START Extract

The best way to meet your long term goals is to set short term ones. If you have been overspending, the shock of a frugal lifestyle can be a bit much but cutting down bit by bit can set you in the right path for the future.
Start with the easy stuff
Bills: are you paying too much?
TV: Not all of us are ready to “cut the cord” but you can go down to a basic package for TV. For my local cable company, Digital Basic is $32 but their recommended 3 theme pack package is $68, most of us have a few add-on channels plus the savings in taxes. Just by changing, you save $500/year.
Home Phone: Do you really need one? Many people keep their phone for ‘security’ purposes but if it uses electricity, it is useless. If you use it, great but for me, it is just another way for telemarketers to call me. You can save $20+ a month getting rid of the line, more with all the extra fees they charge.
Cell Phones: Do you need the plan you are on? Many people are not on the right plan for them. They either have a cheaper plan and pay overage or an expensive plan that they don’t use. Even a savings of $10 a month adds up over the year. Call and ask if they have a plan that matches your usage better.
Internet: Do you need that high speed connection? Does your bandwidth match your usage? Many websites do not work at the super high speeds cable companies offer. Unless you have a lot of devices using the connection or another reason for needing the speed, 6-8mbps (or even less) packages are just fine – even for streaming! Check what monthly bandwidth they offer on the smaller packages or you could end up paying more for usage.
Decide if these services are a must for you and where you can cut. Giving up even channels on your cable package may seem like a big move but in a month or so, you won’t even remember having them. Call the companies, explain that you need to cut expenses and ask what they can offer you. Often their customer retention department will have much better offers than they show online but be careful they are not trying to upsell you!
Banking: Are you paying too much in fees? Get a fee free account (like the one available from PC Financial) or check to see if your bank have a cheaper package that suits your usage. Can you use your debit card less to save $5-10 a month? That $60-120 a year pays another bill.
Mortgage: Are you paying monthly? Can you change it to bi-weekly, you will get more payments in and pay down your mortgage more quickly. Can you remortgage to a better rate?
Utilities: Most utility companies offer a better rate for off-peak usage. Do that laundry in cooler water and at an off-peak time to save.

END Extract
START Available data

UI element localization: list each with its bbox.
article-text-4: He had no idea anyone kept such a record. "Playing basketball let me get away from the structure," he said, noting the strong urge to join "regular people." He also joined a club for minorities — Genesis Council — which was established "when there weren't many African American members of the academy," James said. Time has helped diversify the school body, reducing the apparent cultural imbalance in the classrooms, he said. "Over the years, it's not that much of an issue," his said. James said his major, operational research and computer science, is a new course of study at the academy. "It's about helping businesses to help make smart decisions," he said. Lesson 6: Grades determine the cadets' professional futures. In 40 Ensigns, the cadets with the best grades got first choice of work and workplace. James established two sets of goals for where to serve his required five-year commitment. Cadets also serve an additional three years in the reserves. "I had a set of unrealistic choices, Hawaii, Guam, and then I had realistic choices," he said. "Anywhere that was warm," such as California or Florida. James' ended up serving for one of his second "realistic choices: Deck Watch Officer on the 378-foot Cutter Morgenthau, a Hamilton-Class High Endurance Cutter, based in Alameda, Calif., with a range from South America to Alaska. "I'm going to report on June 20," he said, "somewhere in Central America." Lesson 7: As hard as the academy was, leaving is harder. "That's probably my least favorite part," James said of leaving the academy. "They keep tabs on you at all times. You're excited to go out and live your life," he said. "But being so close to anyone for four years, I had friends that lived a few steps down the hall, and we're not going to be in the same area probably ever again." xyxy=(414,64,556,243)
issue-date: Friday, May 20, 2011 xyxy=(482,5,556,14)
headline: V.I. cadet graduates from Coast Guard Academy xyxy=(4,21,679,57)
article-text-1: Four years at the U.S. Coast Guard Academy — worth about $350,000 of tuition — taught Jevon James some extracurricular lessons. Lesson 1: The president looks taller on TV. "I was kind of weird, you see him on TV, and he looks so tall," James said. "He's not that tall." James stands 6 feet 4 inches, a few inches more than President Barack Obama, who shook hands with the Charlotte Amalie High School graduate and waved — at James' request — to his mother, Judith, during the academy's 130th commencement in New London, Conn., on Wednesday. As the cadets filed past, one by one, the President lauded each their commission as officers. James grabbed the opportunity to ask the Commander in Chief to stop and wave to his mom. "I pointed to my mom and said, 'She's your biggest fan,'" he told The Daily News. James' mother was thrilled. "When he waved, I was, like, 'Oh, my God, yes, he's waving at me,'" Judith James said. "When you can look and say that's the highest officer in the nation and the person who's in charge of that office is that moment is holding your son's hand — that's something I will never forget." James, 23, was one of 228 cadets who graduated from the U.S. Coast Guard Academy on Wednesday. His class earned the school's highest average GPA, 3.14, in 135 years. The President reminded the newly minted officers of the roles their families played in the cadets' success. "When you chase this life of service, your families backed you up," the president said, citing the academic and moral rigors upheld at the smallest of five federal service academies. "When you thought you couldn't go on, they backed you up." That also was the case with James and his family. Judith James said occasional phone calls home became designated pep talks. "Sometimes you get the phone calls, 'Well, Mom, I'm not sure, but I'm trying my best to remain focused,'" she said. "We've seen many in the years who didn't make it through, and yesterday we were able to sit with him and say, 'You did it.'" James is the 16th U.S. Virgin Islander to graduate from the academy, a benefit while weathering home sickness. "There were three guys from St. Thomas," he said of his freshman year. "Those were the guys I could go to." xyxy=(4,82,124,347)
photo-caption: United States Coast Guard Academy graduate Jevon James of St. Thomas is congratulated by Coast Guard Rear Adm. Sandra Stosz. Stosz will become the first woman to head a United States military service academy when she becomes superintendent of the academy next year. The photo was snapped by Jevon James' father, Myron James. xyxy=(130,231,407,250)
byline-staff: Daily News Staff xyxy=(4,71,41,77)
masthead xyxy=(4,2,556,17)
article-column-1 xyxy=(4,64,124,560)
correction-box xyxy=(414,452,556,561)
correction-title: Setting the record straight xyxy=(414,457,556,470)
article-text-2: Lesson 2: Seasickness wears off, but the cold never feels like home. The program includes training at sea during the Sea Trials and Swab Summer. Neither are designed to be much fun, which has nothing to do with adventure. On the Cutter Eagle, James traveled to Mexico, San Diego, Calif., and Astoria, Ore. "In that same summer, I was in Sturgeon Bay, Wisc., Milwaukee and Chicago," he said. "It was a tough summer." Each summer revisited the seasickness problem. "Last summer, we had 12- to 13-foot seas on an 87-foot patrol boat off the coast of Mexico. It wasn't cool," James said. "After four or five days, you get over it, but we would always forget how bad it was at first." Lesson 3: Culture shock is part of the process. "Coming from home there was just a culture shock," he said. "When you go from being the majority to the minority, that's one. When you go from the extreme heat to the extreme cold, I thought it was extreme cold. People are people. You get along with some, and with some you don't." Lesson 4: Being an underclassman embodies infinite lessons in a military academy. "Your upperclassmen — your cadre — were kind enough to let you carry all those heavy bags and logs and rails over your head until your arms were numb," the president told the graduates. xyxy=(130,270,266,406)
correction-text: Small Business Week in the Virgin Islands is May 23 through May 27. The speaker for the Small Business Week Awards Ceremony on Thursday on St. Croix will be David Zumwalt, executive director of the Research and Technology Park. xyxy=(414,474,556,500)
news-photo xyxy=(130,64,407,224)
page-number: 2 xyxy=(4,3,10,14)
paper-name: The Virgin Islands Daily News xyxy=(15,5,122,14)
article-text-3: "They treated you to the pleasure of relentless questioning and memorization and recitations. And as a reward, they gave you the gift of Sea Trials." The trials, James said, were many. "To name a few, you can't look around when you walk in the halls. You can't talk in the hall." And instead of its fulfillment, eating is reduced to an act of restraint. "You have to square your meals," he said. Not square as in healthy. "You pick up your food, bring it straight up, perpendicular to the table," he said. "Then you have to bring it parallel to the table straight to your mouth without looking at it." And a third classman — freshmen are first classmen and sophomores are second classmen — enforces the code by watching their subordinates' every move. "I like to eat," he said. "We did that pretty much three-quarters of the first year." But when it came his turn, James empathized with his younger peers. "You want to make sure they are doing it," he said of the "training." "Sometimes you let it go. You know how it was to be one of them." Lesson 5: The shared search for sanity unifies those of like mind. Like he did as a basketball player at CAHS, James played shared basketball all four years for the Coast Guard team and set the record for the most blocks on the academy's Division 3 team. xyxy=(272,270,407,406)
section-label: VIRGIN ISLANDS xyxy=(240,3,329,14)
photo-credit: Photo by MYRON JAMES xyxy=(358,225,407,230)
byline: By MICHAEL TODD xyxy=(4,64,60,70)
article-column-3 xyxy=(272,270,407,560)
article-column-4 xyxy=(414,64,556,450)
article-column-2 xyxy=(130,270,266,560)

END Available data

§ **List of tasks**
1 > Print the part of the article on cutting bills that opens with the words containing "Cell Phones: Do" and closes with "more for usage.".
2 > Name every bill or service that gets its own paragraph in the article on cutting bills.
3 > Write the next part of the article on cutting bills, picking up after its last line.
The records have no connection to the article on cutting bills.

§ **Results**
1 >
Cell Phones: Do you need the plan you are on? Many people are not on the right plan for them. They either have a cheaper plan and pay overage or an expensive plan that they don’t use. Even a savings of $10 a month adds up over the year. Call and ask if they have a plan that matches your usage better.
Internet: Do you need that high speed connection? Does your bandwidth match your usage? Many websites do not work at the super high speeds cable companies offer. Unless you have a lot of devices using the connection or another reason for needing the speed, 6-8mbps (or even less) packages are just fine – even for streaming! Check what monthly bandwidth they offer on the smaller packages or you could end up paying more for usage.

2 > TV, Home Phone, Cell Phones, Internet, Banking, Mortgage, Utilities

3 >
Groceries: You Gotta Eat
I used to buy roughly the same thing every week, if chicken was on sale I would buy that instead of beef, more broccoli instead of cauliflower etc but yet my grocery bill for just two of us could range from $100-130 a week, plus the bits we picked up during the week and eating out. Now I pay $50-70 a week and often much less.
If you are really trying to cut expenses – stop eating out now! Keep it as a treat and something you save for in other areas of your finances. It is easy to spend even $10 per person at a fast food place now and a restaurant – easily $50 for a couple. Do that even once a month and it adds up over the year. If you don’t brown bag lunches for work or school – start now. Coffee stop every morning? Make it at home!
SmartCanucks has a large couponing community, and it is a great way to save but not for everyone, it takes organizing, time, and can actually cost a little more in the short term as you build a stockpile. However, you can save a lot just by paying attention to sales, flyers and buying what is cheapest. Stores like No Frills, RCSS, Walmart and Freshco offer price matching on your groceries. You do not need to go store to store to get the deals. Spend an hour planning your meals, shopping and you can easily save $20 on every shopping trip.
There is also a lot to be said for the cash method recommended by Gail Vaz-Oxlade but you need to spend January working out a reasonable budget or you will give up (trust me, I have been there). Start with the saving tips all over SmartCanucks and take another 10% off for February as you will save more as you learn. For automatic withdrawals I just put an IOU in that jar so I “see” the money.
We will cover these more in coming blogs, but you have a lot to get you started.